Input for this task –
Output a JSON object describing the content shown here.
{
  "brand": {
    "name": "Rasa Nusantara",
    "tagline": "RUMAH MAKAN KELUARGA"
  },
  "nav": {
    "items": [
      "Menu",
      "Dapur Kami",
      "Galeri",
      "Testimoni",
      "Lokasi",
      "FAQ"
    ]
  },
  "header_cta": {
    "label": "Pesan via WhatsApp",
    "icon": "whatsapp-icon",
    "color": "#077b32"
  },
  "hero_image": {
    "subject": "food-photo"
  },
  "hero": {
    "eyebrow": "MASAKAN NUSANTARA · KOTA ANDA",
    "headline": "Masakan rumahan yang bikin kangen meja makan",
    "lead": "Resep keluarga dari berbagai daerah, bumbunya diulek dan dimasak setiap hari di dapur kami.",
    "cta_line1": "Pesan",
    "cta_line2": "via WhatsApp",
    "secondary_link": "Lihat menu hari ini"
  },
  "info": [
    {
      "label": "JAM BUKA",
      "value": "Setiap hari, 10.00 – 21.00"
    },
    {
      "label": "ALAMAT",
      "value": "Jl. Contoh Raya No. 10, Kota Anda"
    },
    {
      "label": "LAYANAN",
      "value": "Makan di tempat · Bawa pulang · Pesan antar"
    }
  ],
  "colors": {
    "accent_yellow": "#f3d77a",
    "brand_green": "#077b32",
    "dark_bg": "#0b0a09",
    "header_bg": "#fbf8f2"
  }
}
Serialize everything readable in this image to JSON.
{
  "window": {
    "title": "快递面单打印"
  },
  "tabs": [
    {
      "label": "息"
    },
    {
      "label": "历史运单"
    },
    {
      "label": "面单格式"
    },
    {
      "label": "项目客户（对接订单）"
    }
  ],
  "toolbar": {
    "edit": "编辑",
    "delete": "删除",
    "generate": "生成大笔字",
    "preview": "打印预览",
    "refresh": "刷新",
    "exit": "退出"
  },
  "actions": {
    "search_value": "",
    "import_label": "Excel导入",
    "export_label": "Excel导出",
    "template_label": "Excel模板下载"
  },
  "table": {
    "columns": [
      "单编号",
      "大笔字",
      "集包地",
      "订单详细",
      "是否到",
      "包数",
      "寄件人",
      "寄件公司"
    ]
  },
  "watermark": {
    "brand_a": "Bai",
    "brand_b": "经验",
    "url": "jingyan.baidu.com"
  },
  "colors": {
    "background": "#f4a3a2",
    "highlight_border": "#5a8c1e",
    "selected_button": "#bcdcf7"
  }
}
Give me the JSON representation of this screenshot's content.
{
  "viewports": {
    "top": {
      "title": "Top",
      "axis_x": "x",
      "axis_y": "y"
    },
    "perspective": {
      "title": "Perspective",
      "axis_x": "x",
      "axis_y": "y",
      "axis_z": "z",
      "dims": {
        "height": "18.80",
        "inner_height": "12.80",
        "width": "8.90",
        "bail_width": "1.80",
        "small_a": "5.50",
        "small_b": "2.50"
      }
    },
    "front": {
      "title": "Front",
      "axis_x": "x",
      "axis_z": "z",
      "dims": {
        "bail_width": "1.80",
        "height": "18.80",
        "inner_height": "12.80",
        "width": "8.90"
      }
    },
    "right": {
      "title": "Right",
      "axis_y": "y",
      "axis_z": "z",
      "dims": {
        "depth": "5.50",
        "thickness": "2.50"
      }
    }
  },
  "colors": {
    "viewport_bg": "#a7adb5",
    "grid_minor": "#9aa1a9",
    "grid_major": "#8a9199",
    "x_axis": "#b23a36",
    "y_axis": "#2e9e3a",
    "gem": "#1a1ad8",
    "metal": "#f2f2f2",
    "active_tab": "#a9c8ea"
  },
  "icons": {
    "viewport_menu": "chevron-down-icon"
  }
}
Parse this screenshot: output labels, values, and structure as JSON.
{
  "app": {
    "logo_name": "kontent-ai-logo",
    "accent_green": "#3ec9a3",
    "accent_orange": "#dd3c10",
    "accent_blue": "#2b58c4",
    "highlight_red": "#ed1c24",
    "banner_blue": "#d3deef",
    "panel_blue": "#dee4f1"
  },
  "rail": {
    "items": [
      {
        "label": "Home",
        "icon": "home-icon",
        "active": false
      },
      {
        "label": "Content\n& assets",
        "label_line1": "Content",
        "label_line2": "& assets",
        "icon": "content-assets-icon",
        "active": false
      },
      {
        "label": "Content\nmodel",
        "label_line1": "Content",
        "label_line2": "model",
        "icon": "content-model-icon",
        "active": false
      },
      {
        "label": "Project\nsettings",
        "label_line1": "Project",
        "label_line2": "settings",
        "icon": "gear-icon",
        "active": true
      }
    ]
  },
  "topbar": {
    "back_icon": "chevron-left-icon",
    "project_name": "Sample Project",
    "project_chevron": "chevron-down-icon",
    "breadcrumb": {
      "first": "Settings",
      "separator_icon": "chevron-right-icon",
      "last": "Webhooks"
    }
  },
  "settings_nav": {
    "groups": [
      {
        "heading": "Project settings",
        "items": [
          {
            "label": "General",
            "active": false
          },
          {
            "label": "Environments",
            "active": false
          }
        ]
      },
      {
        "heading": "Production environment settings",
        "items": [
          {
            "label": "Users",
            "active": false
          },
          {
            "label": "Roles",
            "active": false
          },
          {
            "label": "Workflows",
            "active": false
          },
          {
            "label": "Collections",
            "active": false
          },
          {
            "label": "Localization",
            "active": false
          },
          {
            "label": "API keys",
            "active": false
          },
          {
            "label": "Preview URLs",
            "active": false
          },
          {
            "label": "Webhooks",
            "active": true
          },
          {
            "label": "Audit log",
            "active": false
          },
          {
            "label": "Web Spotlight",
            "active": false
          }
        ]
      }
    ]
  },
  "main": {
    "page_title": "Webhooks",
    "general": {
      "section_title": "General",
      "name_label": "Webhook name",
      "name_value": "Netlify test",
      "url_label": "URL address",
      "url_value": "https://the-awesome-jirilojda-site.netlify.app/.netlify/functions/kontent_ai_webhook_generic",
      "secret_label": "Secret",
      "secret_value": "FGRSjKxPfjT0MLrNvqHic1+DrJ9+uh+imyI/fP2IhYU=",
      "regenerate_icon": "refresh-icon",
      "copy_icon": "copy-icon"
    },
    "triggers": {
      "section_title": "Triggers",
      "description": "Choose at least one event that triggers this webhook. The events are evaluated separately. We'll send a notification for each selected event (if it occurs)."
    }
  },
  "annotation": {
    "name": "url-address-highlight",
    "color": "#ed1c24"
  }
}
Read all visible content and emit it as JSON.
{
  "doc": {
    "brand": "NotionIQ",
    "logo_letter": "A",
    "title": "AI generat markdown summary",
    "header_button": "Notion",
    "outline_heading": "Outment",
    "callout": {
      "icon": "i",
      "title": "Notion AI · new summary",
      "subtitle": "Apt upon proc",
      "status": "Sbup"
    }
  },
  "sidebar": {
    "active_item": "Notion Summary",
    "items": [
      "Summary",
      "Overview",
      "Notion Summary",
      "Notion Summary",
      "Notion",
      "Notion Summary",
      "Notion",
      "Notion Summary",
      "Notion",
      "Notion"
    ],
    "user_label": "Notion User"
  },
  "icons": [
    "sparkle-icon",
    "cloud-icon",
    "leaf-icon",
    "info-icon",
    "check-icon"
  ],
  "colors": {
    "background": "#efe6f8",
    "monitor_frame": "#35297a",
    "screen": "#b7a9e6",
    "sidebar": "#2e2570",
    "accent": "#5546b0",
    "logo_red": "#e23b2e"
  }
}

Task goal –
Exactly reproduce every line found in the records.

Exercise response –
Output a JSON object describing the content shown here.
{
  "brand": {
    "name": "Rasa Nusantara",
    "tagline": "RUMAH MAKAN KELUARGA"
  },
  "nav": {
    "items": [
      "Menu",
      "Dapur Kami",
      "Galeri",
      "Testimoni",
      "Lokasi",
      "FAQ"
    ]
  },
  "header_cta": {
    "label": "Pesan via WhatsApp",
    "icon": "whatsapp-icon",
    "color": "#077b32"
  },
  "hero_image": {
    "subject": "food-photo"
  },
  "hero": {
    "eyebrow": "MASAKAN NUSANTARA · KOTA ANDA",
    "headline": "Masakan rumahan yang bikin kangen meja makan",
    "lead": "Resep keluarga dari berbagai daerah, bumbunya diulek dan dimasak setiap hari di dapur kami.",
    "cta_line1": "Pesan",
    "cta_line2": "via WhatsApp",
    "secondary_link": "Lihat menu hari ini"
  },
  "info": [
    {
      "label": "JAM BUKA",
      "value": "Setiap hari, 10.00 – 21.00"
    },
    {
      "label": "ALAMAT",
      "value": "Jl. Contoh Raya No. 10, Kota Anda"
    },
    {
      "label": "LAYANAN",
      "value": "Makan di tempat · Bawa pulang · Pesan antar"
    }
  ],
  "colors": {
    "accent_yellow": "#f3d77a",
    "brand_green": "#077b32",
    "dark_bg": "#0b0a09",
    "header_bg": "#fbf8f2"
  }
}
Serialize everything readable in this image to JSON.
{
  "window": {
    "title": "快递面单打印"
  },
  "tabs": [
    {
      "label": "息"
    },
    {
      "label": "历史运单"
    },
    {
      "label": "面单格式"
    },
    {
      "label": "项目客户（对接订单）"
    }
  ],
  "toolbar": {
    "edit": "编辑",
    "delete": "删除",
    "generate": "生成大笔字",
    "preview": "打印预览",
    "refresh": "刷新",
    "exit": "退出"
  },
  "actions": {
    "search_value": "",
    "import_label": "Excel导入",
    "export_label": "Excel导出",
    "template_label": "Excel模板下载"
  },
  "table": {
    "columns": [
      "单编号",
      "大笔字",
      "集包地",
      "订单详细",
      "是否到",
      "包数",
      "寄件人",
      "寄件公司"
    ]
  },
  "watermark": {
    "brand_a": "Bai",
    "brand_b": "经验",
    "url": "jingyan.baidu.com"
  },
  "colors": {
    "background": "#f4a3a2",
    "highlight_border": "#5a8c1e",
    "selected_button": "#bcdcf7"
  }
}
Give me the JSON representation of this screenshot's content.
{
  "viewports": {
    "top": {
      "title": "Top",
      "axis_x": "x",
      "axis_y": "y"
    },
    "perspective": {
      "title": "Perspective",
      "axis_x": "x",
      "axis_y": "y",
      "axis_z": "z",
      "dims": {
        "height": "18.80",
        "inner_height": "12.80",
        "width": "8.90",
        "bail_width": "1.80",
        "small_a": "5.50",
        "small_b": "2.50"
      }
    },
    "front": {
      "title": "Front",
      "axis_x": "x",
      "axis_z": "z",
      "dims": {
        "bail_width": "1.80",
        "height": "18.80",
        "inner_height": "12.80",
        "width": "8.90"
      }
    },
    "right": {
      "title": "Right",
      "axis_y": "y",
      "axis_z": "z",
      "dims": {
        "depth": "5.50",
        "thickness": "2.50"
      }
    }
  },
  "colors": {
    "viewport_bg": "#a7adb5",
    "grid_minor": "#9aa1a9",
    "grid_major": "#8a9199",
    "x_axis": "#b23a36",
    "y_axis": "#2e9e3a",
    "gem": "#1a1ad8",
    "metal": "#f2f2f2",
    "active_tab": "#a9c8ea"
  },
  "icons": {
    "viewport_menu": "chevron-down-icon"
  }
}
Parse this screenshot: output labels, values, and structure as JSON.
{
  "app": {
    "logo_name": "kontent-ai-logo",
    "accent_green": "#3ec9a3",
    "accent_orange": "#dd3c10",
    "accent_blue": "#2b58c4",
    "highlight_red": "#ed1c24",
    "banner_blue": "#d3deef",
    "panel_blue": "#dee4f1"
  },
  "rail": {
    "items": [
      {
        "label": "Home",
        "icon": "home-icon",
        "active": false
      },
      {
        "label": "Content\n& assets",
        "label_line1": "Content",
        "label_line2": "& assets",
        "icon": "content-assets-icon",
        "active": false
      },
      {
        "label": "Content\nmodel",
        "label_line1": "Content",
        "label_line2": "model",
        "icon": "content-model-icon",
        "active": false
      },
      {
        "label": "Project\nsettings",
        "label_line1": "Project",
        "label_line2": "settings",
        "icon": "gear-icon",
        "active": true
      }
    ]
  },
  "topbar": {
    "back_icon": "chevron-left-icon",
    "project_name": "Sample Project",
    "project_chevron": "chevron-down-icon",
    "breadcrumb": {
      "first": "Settings",
      "separator_icon": "chevron-right-icon",
      "last": "Webhooks"
    }
  },
  "settings_nav": {
    "groups": [
      {
        "heading": "Project settings",
        "items": [
          {
            "label": "General",
            "active": false
          },
          {
            "label": "Environments",
            "active": false
          }
        ]
      },
      {
        "heading": "Production environment settings",
        "items": [
          {
            "label": "Users",
            "active": false
          },
          {
            "label": "Roles",
            "active": false
          },
          {
            "label": "Workflows",
            "active": false
          },
          {
            "label": "Collections",
            "active": false
          },
          {
            "label": "Localization",
            "active": false
          },
          {
            "label": "API keys",
            "active": false
          },
          {
            "label": "Preview URLs",
            "active": false
          },
          {
            "label": "Webhooks",
            "active": true
          },
          {
            "label": "Audit log",
            "active": false
          },
          {
            "label": "Web Spotlight",
            "active": false
          }
        ]
      }
    ]
  },
  "main": {
    "page_title": "Webhooks",
    "general": {
      "section_title": "General",
      "name_label": "Webhook name",
      "name_value": "Netlify test",
      "url_label": "URL address",
      "url_value": "https://the-awesome-jirilojda-site.netlify.app/.netlify/functions/kontent_ai_webhook_generic",
      "secret_label": "Secret",
      "secret_value": "FGRSjKxPfjT0MLrNvqHic1+DrJ9+uh+imyI/fP2IhYU=",
      "regenerate_icon": "refresh-icon",
      "copy_icon": "copy-icon"
    },
    "triggers": {
      "section_title": "Triggers",
      "description": "Choose at least one event that triggers this webhook. The events are evaluated separately. We'll send a notification for each selected event (if it occurs)."
    }
  },
  "annotation": {
    "name": "url-address-highlight",
    "color": "#ed1c24"
  }
}
Read all visible content and emit it as JSON.
{
  "doc": {
    "brand": "NotionIQ",
    "logo_letter": "A",
    "title": "AI generat markdown summary",
    "header_button": "Notion",
    "outline_heading": "Outment",
    "callout": {
      "icon": "i",
      "title": "Notion AI · new summary",
      "subtitle": "Apt upon proc",
      "status": "Sbup"
    }
  },
  "sidebar": {
    "active_item": "Notion Summary",
    "items": [
      "Summary",
      "Overview",
      "Notion Summary",
      "Notion Summary",
      "Notion",
      "Notion Summary",
      "Notion",
      "Notion Summary",
      "Notion",
      "Notion"
    ],
    "user_label": "Notion User"
  },
  "icons": [
    "sparkle-icon",
    "cloud-icon",
    "leaf-icon",
    "info-icon",
    "check-icon"
  ],
  "colors": {
    "background": "#efe6f8",
    "monitor_frame": "#35297a",
    "screen": "#b7a9e6",
    "sidebar": "#2e2570",
    "accent": "#5546b0",
    "logo_red": "#e23b2e"
  }
}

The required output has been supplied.